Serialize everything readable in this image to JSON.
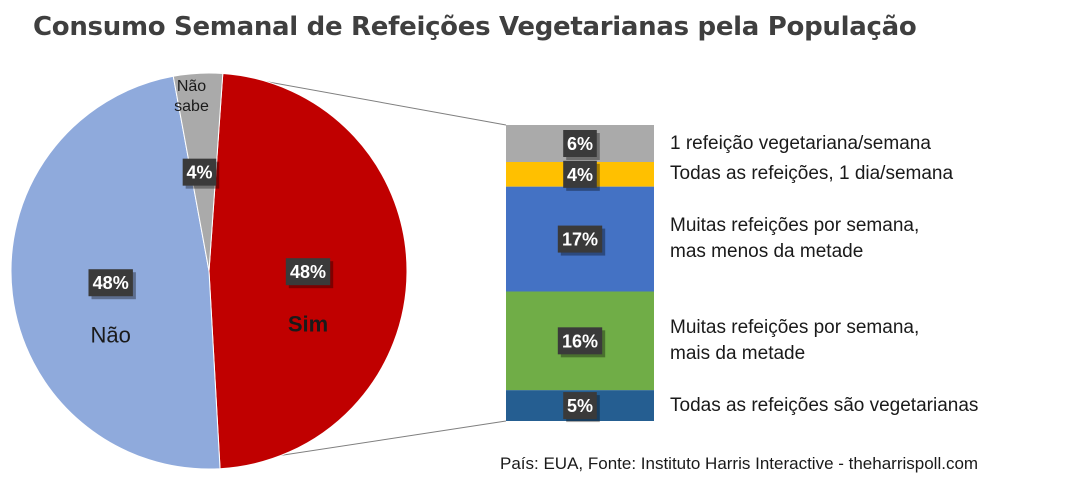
{
  "chart_data": {
    "type": "bar",
    "title": "Consumo Semanal de Refeições Vegetarianas pela População",
    "pie": {
      "slices": [
        {
          "label": "Sim",
          "value": 48,
          "value_label": "48%",
          "color": "#c00000"
        },
        {
          "label": "Não",
          "value": 48,
          "value_label": "48%",
          "color": "#8faadc"
        },
        {
          "label": "Não sabe",
          "value": 4,
          "value_label": "4%",
          "color": "#aaaaaa"
        }
      ]
    },
    "breakdown": {
      "segments": [
        {
          "label": "1 refeição vegetariana/semana",
          "value": 6,
          "value_label": "6%",
          "color": "#aaaaaa"
        },
        {
          "label": "Todas as refeições, 1 dia/semana",
          "value": 4,
          "value_label": "4%",
          "color": "#ffc000"
        },
        {
          "label": "Muitas refeições por semana, mas menos da metade",
          "label_lines": [
            "Muitas refeições por semana,",
            "mas menos da metade"
          ],
          "value": 17,
          "value_label": "17%",
          "color": "#4472c4"
        },
        {
          "label": "Muitas refeições por semana, mais da metade",
          "label_lines": [
            "Muitas refeições por semana,",
            "mais da metade"
          ],
          "value": 16,
          "value_label": "16%",
          "color": "#70ad47"
        },
        {
          "label": "Todas as refeições são vegetarianas",
          "value": 5,
          "value_label": "5%",
          "color": "#255e91"
        }
      ]
    }
  },
  "source": "País: EUA, Fonte: Instituto Harris Interactive - theharrispoll.com"
}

Brief
Set out every line from the material that contains the string "mais".

Full response
          "label": "Muitas refeições por semana, mais da metade",
            "mais da metade"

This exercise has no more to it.